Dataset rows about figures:
╔══

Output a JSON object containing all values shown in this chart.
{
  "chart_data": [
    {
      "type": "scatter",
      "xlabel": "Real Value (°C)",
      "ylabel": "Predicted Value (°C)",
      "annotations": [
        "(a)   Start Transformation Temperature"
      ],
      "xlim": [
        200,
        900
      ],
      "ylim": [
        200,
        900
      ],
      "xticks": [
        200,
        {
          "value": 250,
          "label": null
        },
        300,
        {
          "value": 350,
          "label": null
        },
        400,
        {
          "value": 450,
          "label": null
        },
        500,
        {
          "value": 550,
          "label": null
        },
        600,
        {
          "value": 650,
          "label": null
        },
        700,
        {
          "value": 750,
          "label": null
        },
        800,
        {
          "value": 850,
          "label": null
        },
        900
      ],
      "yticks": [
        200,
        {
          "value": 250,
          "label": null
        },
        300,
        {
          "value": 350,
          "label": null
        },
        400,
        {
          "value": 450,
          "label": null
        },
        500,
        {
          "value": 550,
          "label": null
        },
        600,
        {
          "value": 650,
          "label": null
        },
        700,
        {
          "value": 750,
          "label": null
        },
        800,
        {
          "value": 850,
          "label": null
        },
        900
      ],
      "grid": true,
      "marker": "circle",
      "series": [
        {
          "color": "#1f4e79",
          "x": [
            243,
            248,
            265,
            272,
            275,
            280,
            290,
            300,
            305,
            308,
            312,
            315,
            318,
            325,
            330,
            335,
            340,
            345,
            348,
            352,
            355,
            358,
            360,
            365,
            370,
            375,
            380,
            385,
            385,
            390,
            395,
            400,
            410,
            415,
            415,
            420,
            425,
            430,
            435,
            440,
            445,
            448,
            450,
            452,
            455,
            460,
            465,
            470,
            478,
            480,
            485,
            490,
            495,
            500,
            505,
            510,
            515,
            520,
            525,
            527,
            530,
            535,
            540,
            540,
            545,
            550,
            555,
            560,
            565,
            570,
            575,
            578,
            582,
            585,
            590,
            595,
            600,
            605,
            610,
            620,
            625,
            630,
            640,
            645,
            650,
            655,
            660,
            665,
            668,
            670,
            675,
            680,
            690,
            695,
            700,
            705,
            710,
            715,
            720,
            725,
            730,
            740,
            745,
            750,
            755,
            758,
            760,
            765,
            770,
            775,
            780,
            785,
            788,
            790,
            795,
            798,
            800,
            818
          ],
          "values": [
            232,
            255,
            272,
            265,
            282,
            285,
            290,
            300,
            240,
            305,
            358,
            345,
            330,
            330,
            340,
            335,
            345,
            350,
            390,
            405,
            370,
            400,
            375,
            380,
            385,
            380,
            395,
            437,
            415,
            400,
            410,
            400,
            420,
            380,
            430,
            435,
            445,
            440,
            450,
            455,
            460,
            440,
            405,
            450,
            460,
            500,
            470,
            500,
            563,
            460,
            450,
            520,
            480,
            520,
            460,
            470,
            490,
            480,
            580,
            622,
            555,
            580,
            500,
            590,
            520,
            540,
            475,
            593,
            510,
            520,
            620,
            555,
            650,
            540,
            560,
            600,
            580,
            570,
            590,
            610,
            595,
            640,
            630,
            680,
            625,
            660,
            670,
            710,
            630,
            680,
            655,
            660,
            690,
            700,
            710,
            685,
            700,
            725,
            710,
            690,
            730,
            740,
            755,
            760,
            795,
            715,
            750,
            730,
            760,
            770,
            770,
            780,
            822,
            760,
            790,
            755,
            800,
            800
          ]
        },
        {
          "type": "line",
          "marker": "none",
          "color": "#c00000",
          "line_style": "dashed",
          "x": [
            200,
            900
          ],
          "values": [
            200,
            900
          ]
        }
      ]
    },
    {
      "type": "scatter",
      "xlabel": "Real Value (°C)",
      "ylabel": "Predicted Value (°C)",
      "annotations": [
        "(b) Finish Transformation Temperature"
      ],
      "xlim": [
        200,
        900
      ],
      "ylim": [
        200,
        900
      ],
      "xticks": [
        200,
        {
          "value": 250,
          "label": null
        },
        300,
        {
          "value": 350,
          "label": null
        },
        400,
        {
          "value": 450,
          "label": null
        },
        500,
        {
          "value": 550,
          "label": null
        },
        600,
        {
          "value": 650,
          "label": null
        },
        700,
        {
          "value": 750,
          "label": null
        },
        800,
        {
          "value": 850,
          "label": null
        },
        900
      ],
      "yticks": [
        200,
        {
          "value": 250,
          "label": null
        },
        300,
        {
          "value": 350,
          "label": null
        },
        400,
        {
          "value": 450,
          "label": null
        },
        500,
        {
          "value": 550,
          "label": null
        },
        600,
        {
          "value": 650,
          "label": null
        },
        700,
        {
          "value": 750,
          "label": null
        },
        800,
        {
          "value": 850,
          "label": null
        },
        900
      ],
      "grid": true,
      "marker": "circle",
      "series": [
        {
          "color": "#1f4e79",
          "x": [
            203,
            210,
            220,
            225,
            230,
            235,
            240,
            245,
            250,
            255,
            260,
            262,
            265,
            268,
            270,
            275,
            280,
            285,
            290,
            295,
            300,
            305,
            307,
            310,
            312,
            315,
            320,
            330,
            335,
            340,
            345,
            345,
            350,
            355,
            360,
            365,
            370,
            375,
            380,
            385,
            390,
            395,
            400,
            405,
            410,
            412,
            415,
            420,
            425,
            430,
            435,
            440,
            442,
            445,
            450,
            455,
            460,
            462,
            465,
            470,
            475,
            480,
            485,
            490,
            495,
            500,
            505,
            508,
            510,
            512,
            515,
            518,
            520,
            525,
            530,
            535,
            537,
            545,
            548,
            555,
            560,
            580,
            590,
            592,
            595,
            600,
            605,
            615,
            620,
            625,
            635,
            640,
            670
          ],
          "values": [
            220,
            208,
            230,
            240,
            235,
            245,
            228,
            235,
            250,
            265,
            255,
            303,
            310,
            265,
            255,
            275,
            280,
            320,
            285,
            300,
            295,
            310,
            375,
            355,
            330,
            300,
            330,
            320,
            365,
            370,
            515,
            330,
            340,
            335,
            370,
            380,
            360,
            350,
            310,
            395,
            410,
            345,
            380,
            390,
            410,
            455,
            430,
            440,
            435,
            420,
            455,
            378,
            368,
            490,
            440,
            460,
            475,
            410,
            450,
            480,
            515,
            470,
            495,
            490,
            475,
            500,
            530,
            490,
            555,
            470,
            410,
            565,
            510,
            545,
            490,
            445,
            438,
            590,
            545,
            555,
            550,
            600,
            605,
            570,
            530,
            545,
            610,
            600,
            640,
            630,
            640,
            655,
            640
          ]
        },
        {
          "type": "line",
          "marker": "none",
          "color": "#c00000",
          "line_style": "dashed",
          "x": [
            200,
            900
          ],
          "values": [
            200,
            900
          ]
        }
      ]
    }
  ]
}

╚══

WRITTEN TASK: Nothing should be left out: repeat all of the data exactly.

SOLUTION TO THIS TASK:
Output a JSON object containing all values shown in this chart.
{
  "chart_data": [
    {
      "type": "scatter",
      "xlabel": "Real Value (°C)",
      "ylabel": "Predicted Value (°C)",
      "annotations": [
        "(a)   Start Transformation Temperature"
      ],
      "xlim": [
        200,
        900
      ],
      "ylim": [
        200,
        900
      ],
      "xticks": [
        200,
        {
          "value": 250,
          "label": null
        },
        300,
        {
          "value": 350,
          "label": null
        },
        400,
        {
          "value": 450,
          "label": null
        },
        500,
        {
          "value": 550,
          "label": null
        },
        600,
        {
          "value": 650,
          "label": null
        },
        700,
        {
          "value": 750,
          "label": null
        },
        800,
        {
          "value": 850,
          "label": null
        },
        900
      ],
      "yticks": [
        200,
        {
          "value": 250,
          "label": null
        },
        300,
        {
          "value": 350,
          "label": null
        },
        400,
        {
          "value": 450,
          "label": null
        },
        500,
        {
          "value": 550,
          "label": null
        },
        600,
        {
          "value": 650,
          "label": null
        },
        700,
        {
          "value": 750,
          "label": null
        },
        800,
        {
          "value": 850,
          "label": null
        },
        900
      ],
      "grid": true,
      "marker": "circle",
      "series": [
        {
          "color": "#1f4e79",
          "x": [
            243,
            248,
            265,
            272,
            275,
            280,
            290,
            300,
            305,
            308,
            312,
            315,
            318,
            325,
            330,
            335,
            340,
            345,
            348,
            352,
            355,
            358,
            360,
            365,
            370,
            375,
            380,
            385,
            385,
            390,
            395,
            400,
            410,
            415,
            415,
            420,
            425,
            430,
            435,
            440,
            445,
            448,
            450,
            452,
            455,
            460,
            465,
            470,
            478,
            480,
            485,
            490,
            495,
            500,
            505,
            510,
            515,
            520,
            525,
            527,
            530,
            535,
            540,
            540,
            545,
            550,
            555,
            560,
            565,
            570,
            575,
            578,
            582,
            585,
            590,
            595,
            600,
            605,
            610,
            620,
            625,
            630,
            640,
            645,
            650,
            655,
            660,
            665,
            668,
            670,
            675,
            680,
            690,
            695,
            700,
            705,
            710,
            715,
            720,
            725,
            730,
            740,
            745,
            750,
            755,
            758,
            760,
            765,
            770,
            775,
            780,
            785,
            788,
            790,
            795,
            798,
            800,
            818
          ],
          "values": [
            232,
            255,
            272,
            265,
            282,
            285,
            290,
            300,
            240,
            305,
            358,
            345,
            330,
            330,
            340,
            335,
            345,
            350,
            390,
            405,
            370,
            400,
            375,
            380,
            385,
            380,
            395,
            437,
            415,
            400,
            410,
            400,
            420,
            380,
            430,
            435,
            445,
            440,
            450,
            455,
            460,
            440,
            405,
            450,
            460,
            500,
            470,
            500,
            563,
            460,
            450,
            520,
            480,
            520,
            460,
            470,
            490,
            480,
            580,
            622,
            555,
            580,
            500,
            590,
            520,
            540,
            475,
            593,
            510,
            520,
            620,
            555,
            650,
            540,
            560,
            600,
            580,
            570,
            590,
            610,
            595,
            640,
            630,
            680,
            625,
            660,
            670,
            710,
            630,
            680,
            655,
            660,
            690,
            700,
            710,
            685,
            700,
            725,
            710,
            690,
            730,
            740,
            755,
            760,
            795,
            715,
            750,
            730,
            760,
            770,
            770,
            780,
            822,
            760,
            790,
            755,
            800,
            800
          ]
        },
        {
          "type": "line",
          "marker": "none",
          "color": "#c00000",
          "line_style": "dashed",
          "x": [
            200,
            900
          ],
          "values": [
            200,
            900
          ]
        }
      ]
    },
    {
      "type": "scatter",
      "xlabel": "Real Value (°C)",
      "ylabel": "Predicted Value (°C)",
      "annotations": [
        "(b) Finish Transformation Temperature"
      ],
      "xlim": [
        200,
        900
      ],
      "ylim": [
        200,
        900
      ],
      "xticks": [
        200,
        {
          "value": 250,
          "label": null
        },
        300,
        {
          "value": 350,
          "label": null
        },
        400,
        {
          "value": 450,
          "label": null
        },
        500,
        {
          "value": 550,
          "label": null
        },
        600,
        {
          "value": 650,
          "label": null
        },
        700,
        {
          "value": 750,
          "label": null
        },
        800,
        {
          "value": 850,
          "label": null
        },
        900
      ],
      "yticks": [
        200,
        {
          "value": 250,
          "label": null
        },
        300,
        {
          "value": 350,
          "label": null
        },
        400,
        {
          "value": 450,
          "label": null
        },
        500,
        {
          "value": 550,
          "label": null
        },
        600,
        {
          "value": 650,
          "label": null
        },
        700,
        {
          "value": 750,
          "label": null
        },
        800,
        {
          "value": 850,
          "label": null
        },
        900
      ],
      "grid": true,
      "marker": "circle",
      "series": [
        {
          "color": "#1f4e79",
          "x": [
            203,
            210,
            220,
            225,
            230,
            235,
            240,
            245,
            250,
            255,
            260,
            262,
            265,
            268,
            270,
            275,
            280,
            285,
            290,
            295,
            300,
            305,
            307,
            310,
            312,
            315,
            320,
            330,
            335,
            340,
            345,
            345,
            350,
            355,
            360,
            365,
            370,
            375,
            380,
            385,
            390,
            395,
            400,
            405,
            410,
            412,
            415,
            420,
            425,
            430,
            435,
            440,
            442,
            445,
            450,
            455,
            460,
            462,
            465,
            470,
            475,
            480,
            485,
            490,
            495,
            500,
            505,
            508,
            510,
            512,
            515,
            518,
            520,
            525,
            530,
            535,
            537,
            545,
            548,
            555,
            560,
            580,
            590,
            592,
            595,
            600,
            605,
            615,
            620,
            625,
            635,
            640,
            670
          ],
          "values": [
            220,
            208,
            230,
            240,
            235,
            245,
            228,
            235,
            250,
            265,
            255,
            303,
            310,
            265,
            255,
            275,
            280,
            320,
            285,
            300,
            295,
            310,
            375,
            355,
            330,
            300,
            330,
            320,
            365,
            370,
            515,
            330,
            340,
            335,
            370,
            380,
            360,
            350,
            310,
            395,
            410,
            345,
            380,
            390,
            410,
            455,
            430,
            440,
            435,
            420,
            455,
            378,
            368,
            490,
            440,
            460,
            475,
            410,
            450,
            480,
            515,
            470,
            495,
            490,
            475,
            500,
            530,
            490,
            555,
            470,
            410,
            565,
            510,
            545,
            490,
            445,
            438,
            590,
            545,
            555,
            550,
            600,
            605,
            570,
            530,
            545,
            610,
            600,
            640,
            630,
            640,
            655,
            640
          ]
        },
        {
          "type": "line",
          "marker": "none",
          "color": "#c00000",
          "line_style": "dashed",
          "x": [
            200,
            900
          ],
          "values": [
            200,
            900
          ]
        }
      ]
    }
  ]
}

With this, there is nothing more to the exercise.